Exercise instructions: Return each line of the records holding the string "this".

***** Available records

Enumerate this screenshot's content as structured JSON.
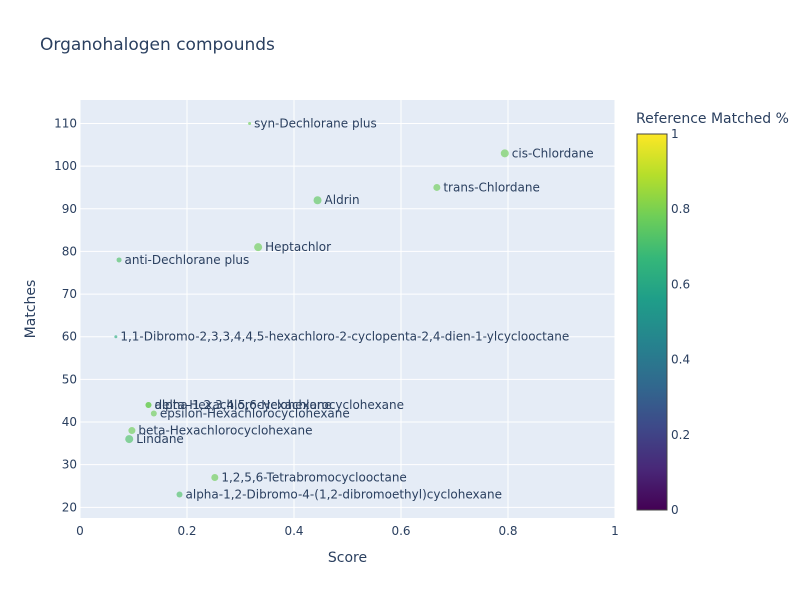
{
  "chart_data": {
    "type": "scatter",
    "title": "Organohalogen compounds",
    "xlabel": "Score",
    "ylabel": "Matches",
    "xlim": [
      0,
      1
    ],
    "ylim": [
      17.5,
      115.5
    ],
    "x_ticks": [
      0,
      0.2,
      0.4,
      0.6,
      0.8,
      1
    ],
    "x_tick_labels": [
      "0",
      "0.2",
      "0.4",
      "0.6",
      "0.8",
      "1"
    ],
    "y_ticks": [
      20,
      30,
      40,
      50,
      60,
      70,
      80,
      90,
      100,
      110
    ],
    "y_tick_labels": [
      "20",
      "30",
      "40",
      "50",
      "60",
      "70",
      "80",
      "90",
      "100",
      "110"
    ],
    "grid": true,
    "colorbar": {
      "title": "Reference Matched %",
      "range": [
        0,
        1
      ],
      "ticks": [
        0,
        0.2,
        0.4,
        0.6,
        0.8,
        1
      ],
      "tick_labels": [
        "0",
        "0.2",
        "0.4",
        "0.6",
        "0.8",
        "1"
      ],
      "colorscale": "viridis"
    },
    "points": [
      {
        "label": "syn-Dechlorane plus",
        "x": 0.317,
        "y": 110,
        "color_value": 0.78,
        "size": 3
      },
      {
        "label": "cis-Chlordane",
        "x": 0.794,
        "y": 103,
        "color_value": 0.78,
        "size": 8
      },
      {
        "label": "trans-Chlordane",
        "x": 0.667,
        "y": 95,
        "color_value": 0.78,
        "size": 7
      },
      {
        "label": "Aldrin",
        "x": 0.444,
        "y": 92,
        "color_value": 0.75,
        "size": 8
      },
      {
        "label": "Heptachlor",
        "x": 0.333,
        "y": 81,
        "color_value": 0.78,
        "size": 8
      },
      {
        "label": "anti-Dechlorane plus",
        "x": 0.073,
        "y": 78,
        "color_value": 0.72,
        "size": 5
      },
      {
        "label": "1,1-Dibromo-2,3,3,4,4,5-hexachloro-2-cyclopenta-2,4-dien-1-ylcyclooctane",
        "x": 0.067,
        "y": 60,
        "color_value": 0.62,
        "size": 3
      },
      {
        "label": "delta-Hexachlorocyclohexane",
        "x": 0.128,
        "y": 44,
        "color_value": 0.78,
        "size": 6
      },
      {
        "label": "alpha-1,2,3,4,5,6-Hexachlorocyclohexane",
        "x": 0.128,
        "y": 44,
        "color_value": 0.78,
        "size": 6
      },
      {
        "label": "epsilon-Hexachlorocyclohexane",
        "x": 0.138,
        "y": 42,
        "color_value": 0.78,
        "size": 6
      },
      {
        "label": "beta-Hexachlorocyclohexane",
        "x": 0.097,
        "y": 38,
        "color_value": 0.78,
        "size": 7
      },
      {
        "label": "Lindane",
        "x": 0.092,
        "y": 36,
        "color_value": 0.72,
        "size": 8
      },
      {
        "label": "1,2,5,6-Tetrabromocyclooctane",
        "x": 0.252,
        "y": 27,
        "color_value": 0.78,
        "size": 7
      },
      {
        "label": "alpha-1,2-Dibromo-4-(1,2-dibromoethyl)cyclohexane",
        "x": 0.186,
        "y": 23,
        "color_value": 0.72,
        "size": 6
      }
    ]
  }
}
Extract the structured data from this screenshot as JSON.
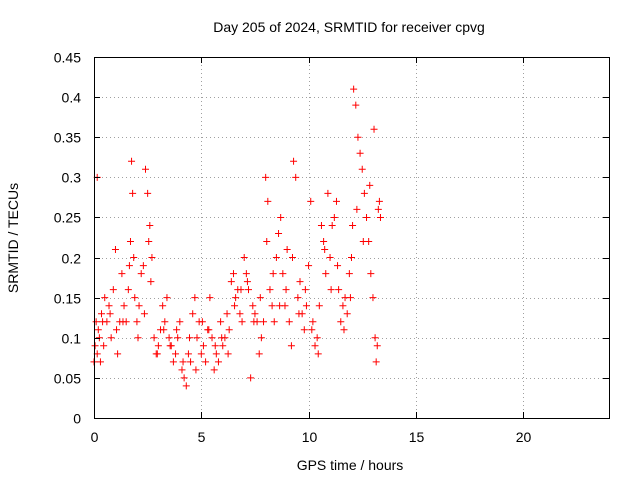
{
  "chart_data": {
    "type": "scatter",
    "title": "Day 205 of 2024, SRMTID for receiver cpvg",
    "xlabel": "GPS time / hours",
    "ylabel": "SRMTID / TECUs",
    "xlim": [
      0,
      24
    ],
    "ylim": [
      0,
      0.45
    ],
    "xticks": [
      0,
      5,
      10,
      15,
      20
    ],
    "xtick_labels": [
      "0",
      "5",
      "10",
      "15",
      "20"
    ],
    "yticks": [
      0,
      0.05,
      0.1,
      0.15,
      0.2,
      0.25,
      0.3,
      0.35,
      0.4,
      0.45
    ],
    "ytick_labels": [
      "0",
      "0.05",
      "0.1",
      "0.15",
      "0.2",
      "0.25",
      "0.3",
      "0.35",
      "0.4",
      "0.45"
    ],
    "grid": true,
    "marker": "+",
    "color": "#ff0000",
    "series": [
      {
        "name": "SRMTID",
        "x": [
          0.0,
          0.05,
          0.1,
          0.15,
          0.2,
          0.25,
          0.3,
          0.35,
          0.4,
          0.5,
          0.6,
          0.7,
          0.8,
          0.9,
          1.0,
          1.1,
          1.2,
          1.3,
          1.4,
          1.5,
          1.6,
          1.7,
          1.75,
          1.8,
          1.85,
          1.9,
          2.0,
          2.1,
          2.2,
          2.3,
          2.4,
          2.5,
          2.55,
          2.6,
          2.7,
          2.8,
          2.9,
          3.0,
          3.1,
          3.2,
          3.3,
          3.4,
          3.5,
          3.6,
          3.7,
          3.8,
          3.9,
          4.0,
          4.1,
          4.2,
          4.3,
          4.4,
          4.5,
          4.6,
          4.7,
          4.8,
          4.9,
          5.0,
          5.1,
          5.2,
          5.3,
          5.4,
          5.5,
          5.6,
          5.7,
          5.8,
          5.9,
          6.0,
          6.1,
          6.2,
          6.3,
          6.4,
          6.5,
          6.6,
          6.7,
          6.8,
          6.9,
          7.0,
          7.1,
          7.2,
          7.3,
          7.4,
          7.5,
          7.6,
          7.7,
          7.8,
          7.9,
          8.0,
          8.1,
          8.2,
          8.3,
          8.4,
          8.5,
          8.6,
          8.7,
          8.8,
          8.9,
          9.0,
          9.1,
          9.2,
          9.3,
          9.4,
          9.5,
          9.6,
          9.7,
          9.8,
          9.9,
          10.0,
          10.1,
          10.2,
          10.3,
          10.4,
          10.5,
          10.6,
          10.7,
          10.8,
          10.9,
          11.0,
          11.1,
          11.2,
          11.3,
          11.4,
          11.5,
          11.6,
          11.7,
          11.8,
          11.9,
          12.0,
          12.05,
          12.1,
          12.2,
          12.3,
          12.4,
          12.5,
          12.6,
          12.7,
          12.8,
          12.9,
          13.0,
          13.1,
          13.15,
          13.2,
          13.3,
          13.35,
          0.15,
          0.45,
          0.75,
          1.05,
          1.35,
          1.65,
          2.05,
          2.35,
          2.65,
          2.95,
          3.25,
          3.55,
          3.85,
          4.15,
          4.45,
          4.75,
          5.05,
          5.35,
          5.65,
          5.95,
          6.25,
          6.55,
          6.85,
          7.15,
          7.45,
          7.75,
          8.05,
          8.35,
          8.65,
          8.95,
          9.25,
          9.55,
          9.85,
          10.15,
          10.45,
          10.75,
          11.05,
          11.35,
          11.65,
          11.95,
          12.25,
          12.55,
          12.85,
          13.05,
          13.25
        ],
        "y": [
          0.07,
          0.09,
          0.12,
          0.08,
          0.11,
          0.1,
          0.07,
          0.13,
          0.12,
          0.15,
          0.12,
          0.14,
          0.1,
          0.16,
          0.21,
          0.08,
          0.12,
          0.18,
          0.14,
          0.12,
          0.16,
          0.22,
          0.32,
          0.28,
          0.2,
          0.15,
          0.12,
          0.14,
          0.18,
          0.19,
          0.31,
          0.28,
          0.22,
          0.24,
          0.2,
          0.1,
          0.08,
          0.09,
          0.11,
          0.14,
          0.12,
          0.15,
          0.1,
          0.09,
          0.07,
          0.08,
          0.1,
          0.12,
          0.06,
          0.05,
          0.04,
          0.08,
          0.07,
          0.13,
          0.15,
          0.1,
          0.12,
          0.08,
          0.09,
          0.07,
          0.11,
          0.15,
          0.1,
          0.06,
          0.08,
          0.07,
          0.12,
          0.09,
          0.1,
          0.13,
          0.11,
          0.17,
          0.18,
          0.15,
          0.16,
          0.13,
          0.12,
          0.2,
          0.18,
          0.16,
          0.05,
          0.14,
          0.13,
          0.12,
          0.08,
          0.1,
          0.12,
          0.3,
          0.27,
          0.16,
          0.14,
          0.12,
          0.2,
          0.23,
          0.25,
          0.18,
          0.14,
          0.21,
          0.12,
          0.09,
          0.32,
          0.3,
          0.15,
          0.17,
          0.13,
          0.11,
          0.14,
          0.19,
          0.27,
          0.12,
          0.09,
          0.1,
          0.14,
          0.24,
          0.22,
          0.18,
          0.28,
          0.2,
          0.24,
          0.25,
          0.27,
          0.16,
          0.12,
          0.14,
          0.15,
          0.13,
          0.18,
          0.2,
          0.24,
          0.41,
          0.39,
          0.35,
          0.33,
          0.31,
          0.28,
          0.25,
          0.22,
          0.18,
          0.15,
          0.1,
          0.07,
          0.09,
          0.27,
          0.25,
          0.3,
          0.09,
          0.13,
          0.11,
          0.12,
          0.19,
          0.1,
          0.13,
          0.17,
          0.08,
          0.11,
          0.09,
          0.11,
          0.07,
          0.1,
          0.06,
          0.12,
          0.11,
          0.09,
          0.1,
          0.08,
          0.14,
          0.16,
          0.17,
          0.12,
          0.15,
          0.22,
          0.18,
          0.14,
          0.16,
          0.2,
          0.13,
          0.16,
          0.11,
          0.08,
          0.21,
          0.16,
          0.19,
          0.11,
          0.15,
          0.26,
          0.22,
          0.29,
          0.36,
          0.26
        ]
      }
    ]
  }
}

**********

Task output:
Enumerate this screenshot's content as structured JSON.
Extract the structured data from this screenshot as JSON.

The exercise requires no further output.